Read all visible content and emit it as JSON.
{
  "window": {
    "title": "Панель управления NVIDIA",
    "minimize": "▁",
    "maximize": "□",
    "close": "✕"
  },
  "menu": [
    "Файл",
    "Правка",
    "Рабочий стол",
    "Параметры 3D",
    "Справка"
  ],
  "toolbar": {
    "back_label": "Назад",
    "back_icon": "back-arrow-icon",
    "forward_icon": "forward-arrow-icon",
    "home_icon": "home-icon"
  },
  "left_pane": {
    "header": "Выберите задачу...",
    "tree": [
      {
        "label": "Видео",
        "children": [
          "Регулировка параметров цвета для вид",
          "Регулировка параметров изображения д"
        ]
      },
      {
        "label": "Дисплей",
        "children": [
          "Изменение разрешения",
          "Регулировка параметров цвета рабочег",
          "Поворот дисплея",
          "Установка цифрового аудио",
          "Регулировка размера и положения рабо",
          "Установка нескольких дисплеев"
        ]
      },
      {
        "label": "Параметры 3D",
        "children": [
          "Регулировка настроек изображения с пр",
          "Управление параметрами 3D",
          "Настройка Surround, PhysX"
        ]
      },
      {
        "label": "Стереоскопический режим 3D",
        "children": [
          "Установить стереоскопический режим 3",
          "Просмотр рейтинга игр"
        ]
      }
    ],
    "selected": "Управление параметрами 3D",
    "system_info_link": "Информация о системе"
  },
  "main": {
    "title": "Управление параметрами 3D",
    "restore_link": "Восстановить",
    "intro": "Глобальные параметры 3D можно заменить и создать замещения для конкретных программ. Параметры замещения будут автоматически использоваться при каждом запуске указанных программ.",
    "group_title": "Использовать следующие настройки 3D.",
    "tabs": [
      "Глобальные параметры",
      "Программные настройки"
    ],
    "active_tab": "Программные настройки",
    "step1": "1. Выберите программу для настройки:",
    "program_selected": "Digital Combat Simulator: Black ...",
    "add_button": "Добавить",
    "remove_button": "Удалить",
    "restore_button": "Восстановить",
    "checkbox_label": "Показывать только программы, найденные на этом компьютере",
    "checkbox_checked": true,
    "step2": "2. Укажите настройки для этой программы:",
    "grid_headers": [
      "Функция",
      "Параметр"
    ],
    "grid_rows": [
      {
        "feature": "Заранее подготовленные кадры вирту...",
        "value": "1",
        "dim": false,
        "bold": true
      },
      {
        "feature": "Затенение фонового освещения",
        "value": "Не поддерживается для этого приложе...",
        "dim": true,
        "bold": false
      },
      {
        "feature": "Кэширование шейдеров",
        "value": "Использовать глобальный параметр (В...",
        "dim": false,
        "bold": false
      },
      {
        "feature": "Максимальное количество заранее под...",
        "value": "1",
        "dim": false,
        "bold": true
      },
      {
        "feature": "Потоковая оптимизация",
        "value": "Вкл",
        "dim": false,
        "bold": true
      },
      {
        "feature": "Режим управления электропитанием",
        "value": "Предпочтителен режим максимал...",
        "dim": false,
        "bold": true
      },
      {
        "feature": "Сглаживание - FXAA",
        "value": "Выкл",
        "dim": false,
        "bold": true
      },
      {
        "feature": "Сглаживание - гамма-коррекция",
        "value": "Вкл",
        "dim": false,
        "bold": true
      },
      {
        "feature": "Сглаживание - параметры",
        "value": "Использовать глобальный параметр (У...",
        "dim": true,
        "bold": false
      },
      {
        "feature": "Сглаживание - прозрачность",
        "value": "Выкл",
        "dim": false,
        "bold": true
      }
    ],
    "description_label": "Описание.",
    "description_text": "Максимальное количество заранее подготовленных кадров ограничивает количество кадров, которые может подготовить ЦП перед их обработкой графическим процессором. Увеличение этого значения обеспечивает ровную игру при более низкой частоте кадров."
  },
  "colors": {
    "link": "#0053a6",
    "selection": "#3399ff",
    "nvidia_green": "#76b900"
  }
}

◆ WHAT YOU WILL DO:
Repeat the listing in full, keeping every line exactly as it is.

◆ EXERCISE OUTPUT:
Read all visible content and emit it as JSON.
{
  "window": {
    "title": "Панель управления NVIDIA",
    "minimize": "▁",
    "maximize": "□",
    "close": "✕"
  },
  "menu": [
    "Файл",
    "Правка",
    "Рабочий стол",
    "Параметры 3D",
    "Справка"
  ],
  "toolbar": {
    "back_label": "Назад",
    "back_icon": "back-arrow-icon",
    "forward_icon": "forward-arrow-icon",
    "home_icon": "home-icon"
  },
  "left_pane": {
    "header": "Выберите задачу...",
    "tree": [
      {
        "label": "Видео",
        "children": [
          "Регулировка параметров цвета для вид",
          "Регулировка параметров изображения д"
        ]
      },
      {
        "label": "Дисплей",
        "children": [
          "Изменение разрешения",
          "Регулировка параметров цвета рабочег",
          "Поворот дисплея",
          "Установка цифрового аудио",
          "Регулировка размера и положения рабо",
          "Установка нескольких дисплеев"
        ]
      },
      {
        "label": "Параметры 3D",
        "children": [
          "Регулировка настроек изображения с пр",
          "Управление параметрами 3D",
          "Настройка Surround, PhysX"
        ]
      },
      {
        "label": "Стереоскопический режим 3D",
        "children": [
          "Установить стереоскопический режим 3",
          "Просмотр рейтинга игр"
        ]
      }
    ],
    "selected": "Управление параметрами 3D",
    "system_info_link": "Информация о системе"
  },
  "main": {
    "title": "Управление параметрами 3D",
    "restore_link": "Восстановить",
    "intro": "Глобальные параметры 3D можно заменить и создать замещения для конкретных программ. Параметры замещения будут автоматически использоваться при каждом запуске указанных программ.",
    "group_title": "Использовать следующие настройки 3D.",
    "tabs": [
      "Глобальные параметры",
      "Программные настройки"
    ],
    "active_tab": "Программные настройки",
    "step1": "1. Выберите программу для настройки:",
    "program_selected": "Digital Combat Simulator: Black ...",
    "add_button": "Добавить",
    "remove_button": "Удалить",
    "restore_button": "Восстановить",
    "checkbox_label": "Показывать только программы, найденные на этом компьютере",
    "checkbox_checked": true,
    "step2": "2. Укажите настройки для этой программы:",
    "grid_headers": [
      "Функция",
      "Параметр"
    ],
    "grid_rows": [
      {
        "feature": "Заранее подготовленные кадры вирту...",
        "value": "1",
        "dim": false,
        "bold": true
      },
      {
        "feature": "Затенение фонового освещения",
        "value": "Не поддерживается для этого приложе...",
        "dim": true,
        "bold": false
      },
      {
        "feature": "Кэширование шейдеров",
        "value": "Использовать глобальный параметр (В...",
        "dim": false,
        "bold": false
      },
      {
        "feature": "Максимальное количество заранее под...",
        "value": "1",
        "dim": false,
        "bold": true
      },
      {
        "feature": "Потоковая оптимизация",
        "value": "Вкл",
        "dim": false,
        "bold": true
      },
      {
        "feature": "Режим управления электропитанием",
        "value": "Предпочтителен режим максимал...",
        "dim": false,
        "bold": true
      },
      {
        "feature": "Сглаживание - FXAA",
        "value": "Выкл",
        "dim": false,
        "bold": true
      },
      {
        "feature": "Сглаживание - гамма-коррекция",
        "value": "Вкл",
        "dim": false,
        "bold": true
      },
      {
        "feature": "Сглаживание - параметры",
        "value": "Использовать глобальный параметр (У...",
        "dim": true,
        "bold": false
      },
      {
        "feature": "Сглаживание - прозрачность",
        "value": "Выкл",
        "dim": false,
        "bold": true
      }
    ],
    "description_label": "Описание.",
    "description_text": "Максимальное количество заранее подготовленных кадров ограничивает количество кадров, которые может подготовить ЦП перед их обработкой графическим процессором. Увеличение этого значения обеспечивает ровную игру при более низкой частоте кадров."
  },
  "colors": {
    "link": "#0053a6",
    "selection": "#3399ff",
    "nvidia_green": "#76b900"
  }
}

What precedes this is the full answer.